» **DATASET ENTRIES**
======

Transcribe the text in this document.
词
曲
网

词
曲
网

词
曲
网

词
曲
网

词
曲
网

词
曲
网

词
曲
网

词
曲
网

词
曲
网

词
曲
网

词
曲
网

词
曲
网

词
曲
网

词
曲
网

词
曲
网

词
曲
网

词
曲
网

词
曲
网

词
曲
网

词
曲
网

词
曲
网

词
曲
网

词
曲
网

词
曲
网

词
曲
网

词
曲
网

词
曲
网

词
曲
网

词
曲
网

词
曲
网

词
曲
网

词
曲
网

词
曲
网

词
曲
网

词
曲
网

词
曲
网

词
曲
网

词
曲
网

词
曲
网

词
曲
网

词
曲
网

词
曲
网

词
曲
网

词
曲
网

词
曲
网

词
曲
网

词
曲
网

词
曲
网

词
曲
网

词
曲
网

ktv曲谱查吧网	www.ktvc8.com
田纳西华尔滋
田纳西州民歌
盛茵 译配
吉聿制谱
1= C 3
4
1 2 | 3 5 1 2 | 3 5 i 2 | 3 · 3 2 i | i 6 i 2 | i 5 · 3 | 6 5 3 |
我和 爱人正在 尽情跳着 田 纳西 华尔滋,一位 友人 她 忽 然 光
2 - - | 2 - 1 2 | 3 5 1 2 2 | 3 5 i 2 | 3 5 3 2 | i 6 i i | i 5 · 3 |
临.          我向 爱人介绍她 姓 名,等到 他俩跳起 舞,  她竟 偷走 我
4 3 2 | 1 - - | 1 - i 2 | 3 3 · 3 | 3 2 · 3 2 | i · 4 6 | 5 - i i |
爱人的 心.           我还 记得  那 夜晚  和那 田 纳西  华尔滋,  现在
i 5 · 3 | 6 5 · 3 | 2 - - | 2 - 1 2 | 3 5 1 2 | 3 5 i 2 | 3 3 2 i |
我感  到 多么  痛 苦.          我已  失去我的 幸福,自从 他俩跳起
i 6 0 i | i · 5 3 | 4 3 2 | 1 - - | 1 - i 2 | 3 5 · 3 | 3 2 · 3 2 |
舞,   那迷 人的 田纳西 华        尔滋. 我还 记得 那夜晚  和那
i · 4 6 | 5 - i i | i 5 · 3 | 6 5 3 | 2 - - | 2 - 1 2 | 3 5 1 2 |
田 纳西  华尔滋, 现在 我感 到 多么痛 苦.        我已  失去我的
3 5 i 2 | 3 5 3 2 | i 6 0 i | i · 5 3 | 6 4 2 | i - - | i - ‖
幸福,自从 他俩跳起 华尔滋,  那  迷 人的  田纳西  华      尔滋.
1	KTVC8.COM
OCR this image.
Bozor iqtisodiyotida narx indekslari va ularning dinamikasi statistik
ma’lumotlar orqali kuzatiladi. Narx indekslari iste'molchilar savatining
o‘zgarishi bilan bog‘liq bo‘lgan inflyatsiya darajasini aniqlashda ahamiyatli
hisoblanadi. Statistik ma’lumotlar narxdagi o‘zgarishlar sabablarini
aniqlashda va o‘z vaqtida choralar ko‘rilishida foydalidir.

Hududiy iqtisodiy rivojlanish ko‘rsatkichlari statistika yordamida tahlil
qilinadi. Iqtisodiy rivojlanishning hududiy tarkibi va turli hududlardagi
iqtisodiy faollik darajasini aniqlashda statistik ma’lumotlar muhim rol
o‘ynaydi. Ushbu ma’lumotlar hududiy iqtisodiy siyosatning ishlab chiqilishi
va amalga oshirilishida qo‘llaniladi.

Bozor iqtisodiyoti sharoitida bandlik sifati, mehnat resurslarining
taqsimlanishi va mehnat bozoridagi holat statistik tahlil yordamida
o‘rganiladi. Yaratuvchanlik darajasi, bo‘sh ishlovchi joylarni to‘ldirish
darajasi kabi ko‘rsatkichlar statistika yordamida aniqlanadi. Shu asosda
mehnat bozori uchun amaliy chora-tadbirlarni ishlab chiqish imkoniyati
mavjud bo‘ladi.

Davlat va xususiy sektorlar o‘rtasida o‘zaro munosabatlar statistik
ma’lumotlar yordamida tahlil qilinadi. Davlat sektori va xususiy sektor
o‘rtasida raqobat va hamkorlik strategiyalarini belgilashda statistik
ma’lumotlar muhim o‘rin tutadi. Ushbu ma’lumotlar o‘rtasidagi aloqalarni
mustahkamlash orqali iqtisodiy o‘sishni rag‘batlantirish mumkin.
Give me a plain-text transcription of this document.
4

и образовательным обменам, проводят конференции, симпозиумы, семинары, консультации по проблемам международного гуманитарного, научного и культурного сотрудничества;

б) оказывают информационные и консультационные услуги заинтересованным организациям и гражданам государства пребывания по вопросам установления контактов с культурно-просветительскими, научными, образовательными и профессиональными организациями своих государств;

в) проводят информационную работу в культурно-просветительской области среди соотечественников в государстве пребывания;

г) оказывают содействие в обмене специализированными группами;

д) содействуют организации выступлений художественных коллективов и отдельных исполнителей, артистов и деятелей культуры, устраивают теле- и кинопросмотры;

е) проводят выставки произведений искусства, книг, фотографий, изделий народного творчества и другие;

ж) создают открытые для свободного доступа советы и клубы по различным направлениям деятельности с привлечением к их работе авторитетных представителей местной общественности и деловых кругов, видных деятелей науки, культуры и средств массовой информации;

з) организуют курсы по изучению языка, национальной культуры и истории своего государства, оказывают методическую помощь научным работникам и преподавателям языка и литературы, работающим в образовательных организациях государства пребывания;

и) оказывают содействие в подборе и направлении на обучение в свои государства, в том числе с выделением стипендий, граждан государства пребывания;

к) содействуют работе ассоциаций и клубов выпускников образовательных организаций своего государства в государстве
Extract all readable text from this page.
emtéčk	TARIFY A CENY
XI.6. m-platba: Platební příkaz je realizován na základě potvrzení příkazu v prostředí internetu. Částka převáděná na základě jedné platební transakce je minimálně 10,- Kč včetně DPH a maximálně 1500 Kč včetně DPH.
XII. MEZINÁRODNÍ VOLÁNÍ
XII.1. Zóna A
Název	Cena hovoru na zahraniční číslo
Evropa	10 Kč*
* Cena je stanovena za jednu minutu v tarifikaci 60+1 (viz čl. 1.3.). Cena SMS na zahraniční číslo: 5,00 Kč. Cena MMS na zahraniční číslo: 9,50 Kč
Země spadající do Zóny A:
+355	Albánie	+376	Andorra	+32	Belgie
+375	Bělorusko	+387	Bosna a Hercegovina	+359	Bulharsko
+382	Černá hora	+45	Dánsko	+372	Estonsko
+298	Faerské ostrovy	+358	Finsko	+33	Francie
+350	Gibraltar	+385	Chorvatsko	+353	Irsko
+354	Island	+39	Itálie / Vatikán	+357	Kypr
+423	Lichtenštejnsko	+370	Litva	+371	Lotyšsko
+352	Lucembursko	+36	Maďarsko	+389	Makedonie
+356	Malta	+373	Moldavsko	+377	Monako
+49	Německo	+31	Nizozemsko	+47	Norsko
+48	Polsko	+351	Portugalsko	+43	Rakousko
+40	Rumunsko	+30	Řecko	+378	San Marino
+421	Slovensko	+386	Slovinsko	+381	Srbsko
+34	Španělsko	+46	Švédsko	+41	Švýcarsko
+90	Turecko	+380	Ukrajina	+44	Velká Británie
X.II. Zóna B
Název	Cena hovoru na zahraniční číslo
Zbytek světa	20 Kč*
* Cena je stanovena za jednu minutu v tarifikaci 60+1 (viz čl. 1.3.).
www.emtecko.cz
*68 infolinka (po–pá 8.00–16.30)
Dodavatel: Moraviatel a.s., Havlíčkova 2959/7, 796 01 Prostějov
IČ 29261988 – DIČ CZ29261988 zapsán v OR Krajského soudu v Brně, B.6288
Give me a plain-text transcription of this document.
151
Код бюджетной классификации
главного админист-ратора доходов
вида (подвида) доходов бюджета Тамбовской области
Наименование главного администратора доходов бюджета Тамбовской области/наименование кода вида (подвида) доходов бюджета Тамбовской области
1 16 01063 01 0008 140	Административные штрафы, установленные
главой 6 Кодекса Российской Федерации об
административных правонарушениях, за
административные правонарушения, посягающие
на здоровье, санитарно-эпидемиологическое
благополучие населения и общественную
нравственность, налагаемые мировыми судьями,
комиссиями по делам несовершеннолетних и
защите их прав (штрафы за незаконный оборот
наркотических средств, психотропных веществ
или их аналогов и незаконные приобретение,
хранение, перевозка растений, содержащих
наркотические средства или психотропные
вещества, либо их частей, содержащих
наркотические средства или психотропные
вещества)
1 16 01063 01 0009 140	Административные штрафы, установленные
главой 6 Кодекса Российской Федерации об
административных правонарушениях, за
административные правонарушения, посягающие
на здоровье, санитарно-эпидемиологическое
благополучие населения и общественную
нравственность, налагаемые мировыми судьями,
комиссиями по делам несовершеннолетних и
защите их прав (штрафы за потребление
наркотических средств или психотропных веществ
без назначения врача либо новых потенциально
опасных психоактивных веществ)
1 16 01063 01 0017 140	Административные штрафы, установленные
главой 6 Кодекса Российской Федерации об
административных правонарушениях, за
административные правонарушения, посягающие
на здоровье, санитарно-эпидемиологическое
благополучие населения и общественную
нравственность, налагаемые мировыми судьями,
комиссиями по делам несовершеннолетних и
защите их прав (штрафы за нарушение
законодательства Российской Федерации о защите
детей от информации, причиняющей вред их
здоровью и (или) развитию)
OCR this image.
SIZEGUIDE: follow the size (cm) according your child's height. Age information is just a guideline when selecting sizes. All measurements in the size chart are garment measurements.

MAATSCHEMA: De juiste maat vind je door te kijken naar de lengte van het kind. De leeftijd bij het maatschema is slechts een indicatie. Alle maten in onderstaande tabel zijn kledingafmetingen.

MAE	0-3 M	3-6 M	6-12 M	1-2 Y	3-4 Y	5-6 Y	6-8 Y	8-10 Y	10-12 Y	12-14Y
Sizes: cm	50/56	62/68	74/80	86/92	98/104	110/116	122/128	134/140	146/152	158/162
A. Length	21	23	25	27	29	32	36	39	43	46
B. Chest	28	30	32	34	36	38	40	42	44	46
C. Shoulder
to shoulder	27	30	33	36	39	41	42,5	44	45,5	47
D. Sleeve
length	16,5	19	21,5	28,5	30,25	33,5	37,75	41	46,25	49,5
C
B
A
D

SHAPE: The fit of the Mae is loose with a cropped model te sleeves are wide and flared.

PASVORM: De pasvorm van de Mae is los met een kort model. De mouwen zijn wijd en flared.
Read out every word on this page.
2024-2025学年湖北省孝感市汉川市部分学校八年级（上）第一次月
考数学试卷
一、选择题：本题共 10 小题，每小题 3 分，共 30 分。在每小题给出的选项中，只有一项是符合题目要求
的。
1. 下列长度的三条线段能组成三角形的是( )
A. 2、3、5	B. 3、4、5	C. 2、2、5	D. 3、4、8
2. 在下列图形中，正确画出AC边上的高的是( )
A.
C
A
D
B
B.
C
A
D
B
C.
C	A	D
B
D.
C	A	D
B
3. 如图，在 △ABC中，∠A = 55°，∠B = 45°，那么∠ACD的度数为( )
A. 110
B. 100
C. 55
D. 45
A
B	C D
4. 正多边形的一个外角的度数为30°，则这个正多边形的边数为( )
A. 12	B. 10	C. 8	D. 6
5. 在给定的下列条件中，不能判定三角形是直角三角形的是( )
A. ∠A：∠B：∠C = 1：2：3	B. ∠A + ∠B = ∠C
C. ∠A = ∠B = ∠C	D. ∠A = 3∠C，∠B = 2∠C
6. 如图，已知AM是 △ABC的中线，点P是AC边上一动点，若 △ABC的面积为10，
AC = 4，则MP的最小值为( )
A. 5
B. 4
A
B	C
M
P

======

» **EXERCISE**
Find the lines above holding the word "своего" and show them.

» **FULL SOLUTION**
з) организуют курсы по изучению языка, национальной культуры и истории своего государства, оказывают методическую помощь научным работникам и преподавателям языка и литературы, работающим в образовательных организациях государства пребывания;
к) содействуют работе ассоциаций и клубов выпускников образовательных организаций своего государства в государстве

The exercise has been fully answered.